■ Written request
Pick out every line of the entries below where "оборудование" occurs, and copy those lines.

■ Task input
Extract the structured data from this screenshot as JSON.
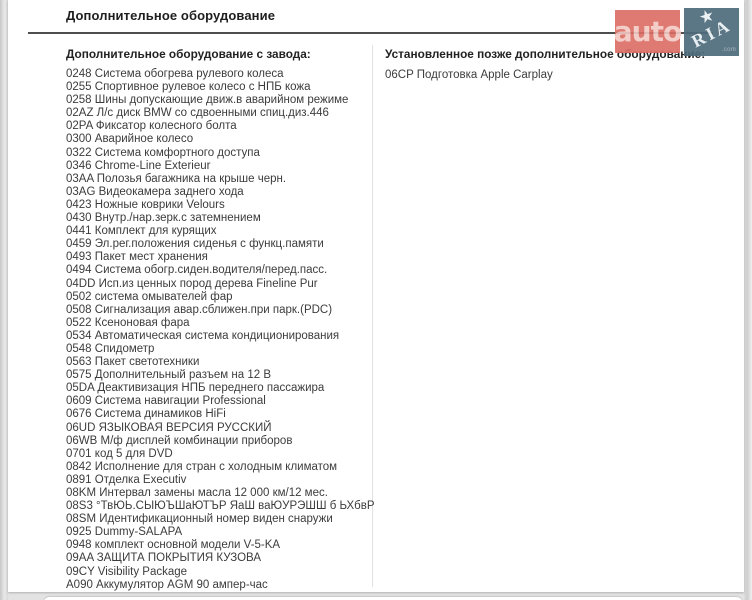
{
  "page": {
    "title": "Дополнительное оборудование"
  },
  "logo": {
    "auto_text": "auto",
    "ria_text": "RIA",
    "ria_tld": ".com",
    "auto_bg": "#db6c62",
    "ria_bg": "#4e6b7b"
  },
  "factory": {
    "header": "Дополнительное оборудование с завода:",
    "items": [
      "0248 Система обогрева рулевого колеса",
      "0255 Спортивное рулевое колесо с НПБ кожа",
      "0258 Шины допускающие движ.в аварийном режиме",
      "02AZ Л/с диск BMW со сдвоенными спиц.диз.446",
      "02PA Фиксатор колесного болта",
      "0300 Аварийное колесо",
      "0322 Система комфортного доступа",
      "0346 Chrome-Line Exterieur",
      "03AA Полозья багажника на крыше черн.",
      "03AG Видеокамера заднего хода",
      "0423 Ножные коврики Velours",
      "0430 Внутр./нар.зерк.с затемнением",
      "0441 Комплект для курящих",
      "0459 Эл.рег.положения сиденья с функц.памяти",
      "0493 Пакет мест хранения",
      "0494 Система обогр.сиден.водителя/перед.пасс.",
      "04DD Исп.из ценных пород дерева Fineline Pur",
      "0502 система омывателей фар",
      "0508 Сигнализация авар.сближен.при парк.(PDC)",
      "0522 Ксеноновая фара",
      "0534 Автоматическая система кондиционирования",
      "0548 Спидометр",
      "0563 Пакет светотехники",
      "0575 Дополнительный разъем на 12 В",
      "05DA Деактивизация НПБ переднего пассажира",
      "0609 Система навигации Professional",
      "0676 Система динамиков HiFi",
      "06UD ЯЗЫКОВАЯ ВЕРСИЯ РУССКИЙ",
      "06WB М/ф дисплей комбинации приборов",
      "0701 код 5 для DVD",
      "0842 Исполнение для стран с холодным климатом",
      "0891 Отделка Executiv",
      "08KM Интервал замены масла 12 000 км/12 мес.",
      "08S3 °ТвЮЬ.СЫЮЪШаЮТЪР ЯаШ ваЮУРЭШШ б ЬХбвР",
      "08SM Идентификационный номер виден снаружи",
      "0925 Dummy-SALAPA",
      "0948 комплект основной модели V-5-KA",
      "09AA ЗАЩИТА ПОКРЫТИЯ КУЗОВА",
      "09CY Visibility Package",
      "A090 Аккумулятор AGM 90 ампер-час"
    ]
  },
  "installed": {
    "header": "Установленное позже дополнительное оборудование:",
    "items": [
      "06CP Подготовка Apple Carplay"
    ]
  }
}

■ Response below
    "title": "Дополнительное оборудование"
    "header": "Дополнительное оборудование с завода:",
    "header": "Установленное позже дополнительное оборудование:",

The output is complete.